— Requirement —
Repeat the listing word for word. No pictures belong in the copy.

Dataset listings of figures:
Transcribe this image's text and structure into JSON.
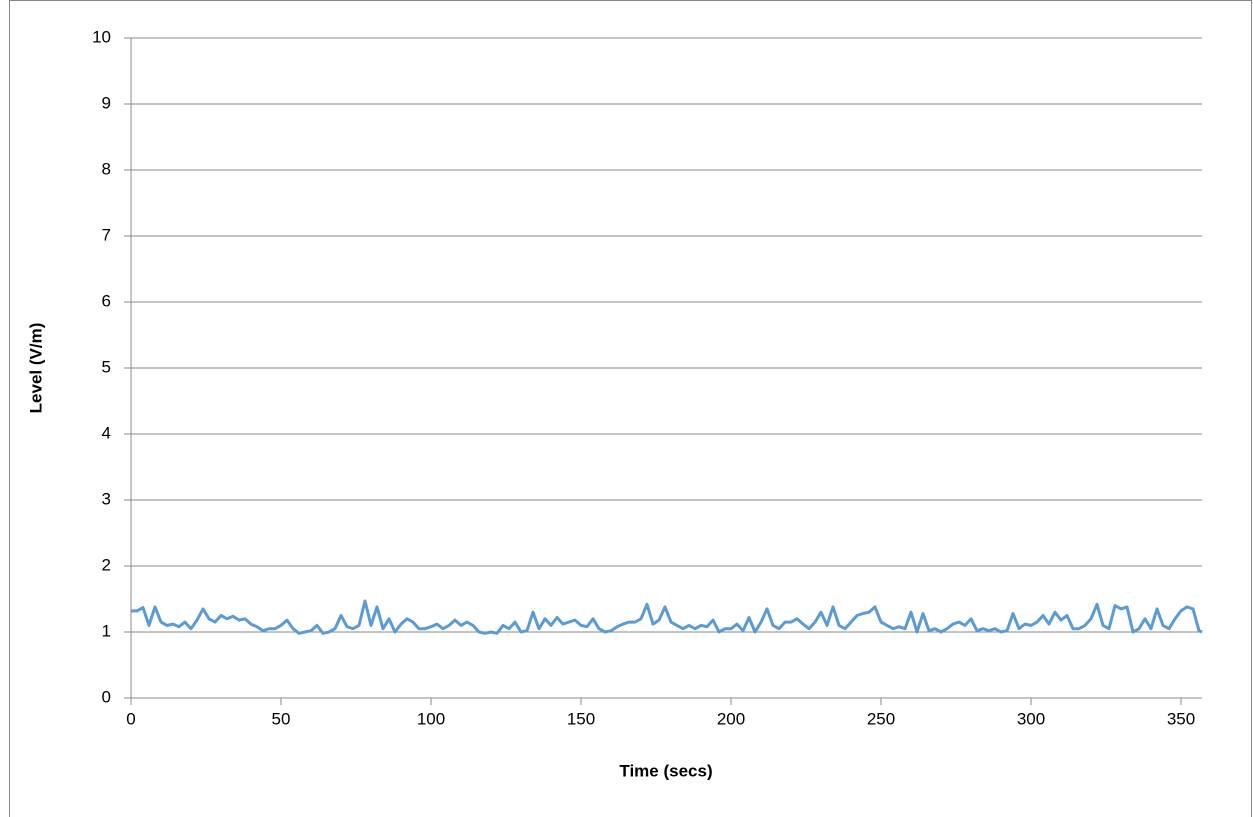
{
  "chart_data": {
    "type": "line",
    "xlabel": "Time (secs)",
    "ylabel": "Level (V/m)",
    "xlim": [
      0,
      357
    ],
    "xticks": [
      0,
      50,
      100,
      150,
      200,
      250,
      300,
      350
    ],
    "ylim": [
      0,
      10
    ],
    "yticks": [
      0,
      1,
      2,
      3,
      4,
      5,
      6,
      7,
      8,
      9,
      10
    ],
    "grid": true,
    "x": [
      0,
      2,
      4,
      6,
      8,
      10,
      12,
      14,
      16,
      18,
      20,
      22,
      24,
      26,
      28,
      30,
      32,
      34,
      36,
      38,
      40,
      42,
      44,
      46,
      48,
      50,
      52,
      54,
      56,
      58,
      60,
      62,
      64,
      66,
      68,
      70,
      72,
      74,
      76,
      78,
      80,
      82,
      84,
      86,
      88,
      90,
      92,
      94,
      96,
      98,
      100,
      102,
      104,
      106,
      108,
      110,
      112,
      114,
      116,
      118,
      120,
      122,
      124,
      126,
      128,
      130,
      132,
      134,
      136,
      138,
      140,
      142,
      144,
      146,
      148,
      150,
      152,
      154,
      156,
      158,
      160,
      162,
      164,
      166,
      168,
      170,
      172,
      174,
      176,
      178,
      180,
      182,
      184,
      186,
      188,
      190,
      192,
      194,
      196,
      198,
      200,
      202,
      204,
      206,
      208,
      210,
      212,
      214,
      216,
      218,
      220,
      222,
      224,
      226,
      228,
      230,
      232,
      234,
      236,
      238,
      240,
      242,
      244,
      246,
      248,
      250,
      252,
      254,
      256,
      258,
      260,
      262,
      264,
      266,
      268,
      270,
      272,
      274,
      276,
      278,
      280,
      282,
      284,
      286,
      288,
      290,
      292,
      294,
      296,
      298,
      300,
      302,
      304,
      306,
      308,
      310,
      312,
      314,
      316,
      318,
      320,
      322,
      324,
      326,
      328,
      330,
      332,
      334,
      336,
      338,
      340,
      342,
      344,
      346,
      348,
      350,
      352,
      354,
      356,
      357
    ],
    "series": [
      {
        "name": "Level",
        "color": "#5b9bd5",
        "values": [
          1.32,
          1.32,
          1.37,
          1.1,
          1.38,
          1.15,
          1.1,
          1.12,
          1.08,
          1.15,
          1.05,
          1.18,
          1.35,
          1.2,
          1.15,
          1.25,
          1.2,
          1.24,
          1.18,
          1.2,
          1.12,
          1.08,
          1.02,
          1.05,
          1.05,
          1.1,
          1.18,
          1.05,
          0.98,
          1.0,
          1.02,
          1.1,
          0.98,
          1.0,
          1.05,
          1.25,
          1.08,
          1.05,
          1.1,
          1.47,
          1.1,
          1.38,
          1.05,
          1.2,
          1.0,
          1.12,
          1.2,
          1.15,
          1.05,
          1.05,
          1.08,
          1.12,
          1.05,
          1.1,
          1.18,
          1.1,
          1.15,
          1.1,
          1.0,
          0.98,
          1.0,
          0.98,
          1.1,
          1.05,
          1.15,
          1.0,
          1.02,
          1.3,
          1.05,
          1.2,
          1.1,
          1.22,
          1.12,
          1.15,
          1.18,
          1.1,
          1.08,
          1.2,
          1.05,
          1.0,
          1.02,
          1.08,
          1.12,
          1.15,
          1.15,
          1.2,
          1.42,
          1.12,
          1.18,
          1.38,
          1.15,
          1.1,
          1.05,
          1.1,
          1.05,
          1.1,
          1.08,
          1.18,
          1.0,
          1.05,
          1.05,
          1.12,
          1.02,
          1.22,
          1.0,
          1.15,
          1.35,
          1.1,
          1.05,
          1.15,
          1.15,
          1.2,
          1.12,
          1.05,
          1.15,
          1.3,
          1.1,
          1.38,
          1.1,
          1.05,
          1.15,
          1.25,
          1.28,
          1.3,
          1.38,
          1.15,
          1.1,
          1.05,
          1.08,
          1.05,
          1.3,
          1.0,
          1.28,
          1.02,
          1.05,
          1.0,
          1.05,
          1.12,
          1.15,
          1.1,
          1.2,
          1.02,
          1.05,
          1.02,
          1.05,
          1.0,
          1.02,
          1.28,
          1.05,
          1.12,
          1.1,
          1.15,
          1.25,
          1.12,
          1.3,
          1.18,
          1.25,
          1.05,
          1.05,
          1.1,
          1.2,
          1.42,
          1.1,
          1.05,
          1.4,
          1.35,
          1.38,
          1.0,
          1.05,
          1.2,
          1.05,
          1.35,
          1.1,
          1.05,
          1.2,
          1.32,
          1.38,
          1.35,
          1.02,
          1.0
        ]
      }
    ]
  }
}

— Result of this task —
Transcribe this image's text and structure into JSON.
{
  "chart_data": {
    "type": "line",
    "xlabel": "Time (secs)",
    "ylabel": "Level (V/m)",
    "xlim": [
      0,
      357
    ],
    "xticks": [
      0,
      50,
      100,
      150,
      200,
      250,
      300,
      350
    ],
    "ylim": [
      0,
      10
    ],
    "yticks": [
      0,
      1,
      2,
      3,
      4,
      5,
      6,
      7,
      8,
      9,
      10
    ],
    "grid": true,
    "x": [
      0,
      2,
      4,
      6,
      8,
      10,
      12,
      14,
      16,
      18,
      20,
      22,
      24,
      26,
      28,
      30,
      32,
      34,
      36,
      38,
      40,
      42,
      44,
      46,
      48,
      50,
      52,
      54,
      56,
      58,
      60,
      62,
      64,
      66,
      68,
      70,
      72,
      74,
      76,
      78,
      80,
      82,
      84,
      86,
      88,
      90,
      92,
      94,
      96,
      98,
      100,
      102,
      104,
      106,
      108,
      110,
      112,
      114,
      116,
      118,
      120,
      122,
      124,
      126,
      128,
      130,
      132,
      134,
      136,
      138,
      140,
      142,
      144,
      146,
      148,
      150,
      152,
      154,
      156,
      158,
      160,
      162,
      164,
      166,
      168,
      170,
      172,
      174,
      176,
      178,
      180,
      182,
      184,
      186,
      188,
      190,
      192,
      194,
      196,
      198,
      200,
      202,
      204,
      206,
      208,
      210,
      212,
      214,
      216,
      218,
      220,
      222,
      224,
      226,
      228,
      230,
      232,
      234,
      236,
      238,
      240,
      242,
      244,
      246,
      248,
      250,
      252,
      254,
      256,
      258,
      260,
      262,
      264,
      266,
      268,
      270,
      272,
      274,
      276,
      278,
      280,
      282,
      284,
      286,
      288,
      290,
      292,
      294,
      296,
      298,
      300,
      302,
      304,
      306,
      308,
      310,
      312,
      314,
      316,
      318,
      320,
      322,
      324,
      326,
      328,
      330,
      332,
      334,
      336,
      338,
      340,
      342,
      344,
      346,
      348,
      350,
      352,
      354,
      356,
      357
    ],
    "series": [
      {
        "name": "Level",
        "color": "#5b9bd5",
        "values": [
          1.32,
          1.32,
          1.37,
          1.1,
          1.38,
          1.15,
          1.1,
          1.12,
          1.08,
          1.15,
          1.05,
          1.18,
          1.35,
          1.2,
          1.15,
          1.25,
          1.2,
          1.24,
          1.18,
          1.2,
          1.12,
          1.08,
          1.02,
          1.05,
          1.05,
          1.1,
          1.18,
          1.05,
          0.98,
          1.0,
          1.02,
          1.1,
          0.98,
          1.0,
          1.05,
          1.25,
          1.08,
          1.05,
          1.1,
          1.47,
          1.1,
          1.38,
          1.05,
          1.2,
          1.0,
          1.12,
          1.2,
          1.15,
          1.05,
          1.05,
          1.08,
          1.12,
          1.05,
          1.1,
          1.18,
          1.1,
          1.15,
          1.1,
          1.0,
          0.98,
          1.0,
          0.98,
          1.1,
          1.05,
          1.15,
          1.0,
          1.02,
          1.3,
          1.05,
          1.2,
          1.1,
          1.22,
          1.12,
          1.15,
          1.18,
          1.1,
          1.08,
          1.2,
          1.05,
          1.0,
          1.02,
          1.08,
          1.12,
          1.15,
          1.15,
          1.2,
          1.42,
          1.12,
          1.18,
          1.38,
          1.15,
          1.1,
          1.05,
          1.1,
          1.05,
          1.1,
          1.08,
          1.18,
          1.0,
          1.05,
          1.05,
          1.12,
          1.02,
          1.22,
          1.0,
          1.15,
          1.35,
          1.1,
          1.05,
          1.15,
          1.15,
          1.2,
          1.12,
          1.05,
          1.15,
          1.3,
          1.1,
          1.38,
          1.1,
          1.05,
          1.15,
          1.25,
          1.28,
          1.3,
          1.38,
          1.15,
          1.1,
          1.05,
          1.08,
          1.05,
          1.3,
          1.0,
          1.28,
          1.02,
          1.05,
          1.0,
          1.05,
          1.12,
          1.15,
          1.1,
          1.2,
          1.02,
          1.05,
          1.02,
          1.05,
          1.0,
          1.02,
          1.28,
          1.05,
          1.12,
          1.1,
          1.15,
          1.25,
          1.12,
          1.3,
          1.18,
          1.25,
          1.05,
          1.05,
          1.1,
          1.2,
          1.42,
          1.1,
          1.05,
          1.4,
          1.35,
          1.38,
          1.0,
          1.05,
          1.2,
          1.05,
          1.35,
          1.1,
          1.05,
          1.2,
          1.32,
          1.38,
          1.35,
          1.02,
          1.0
        ]
      }
    ]
  }
}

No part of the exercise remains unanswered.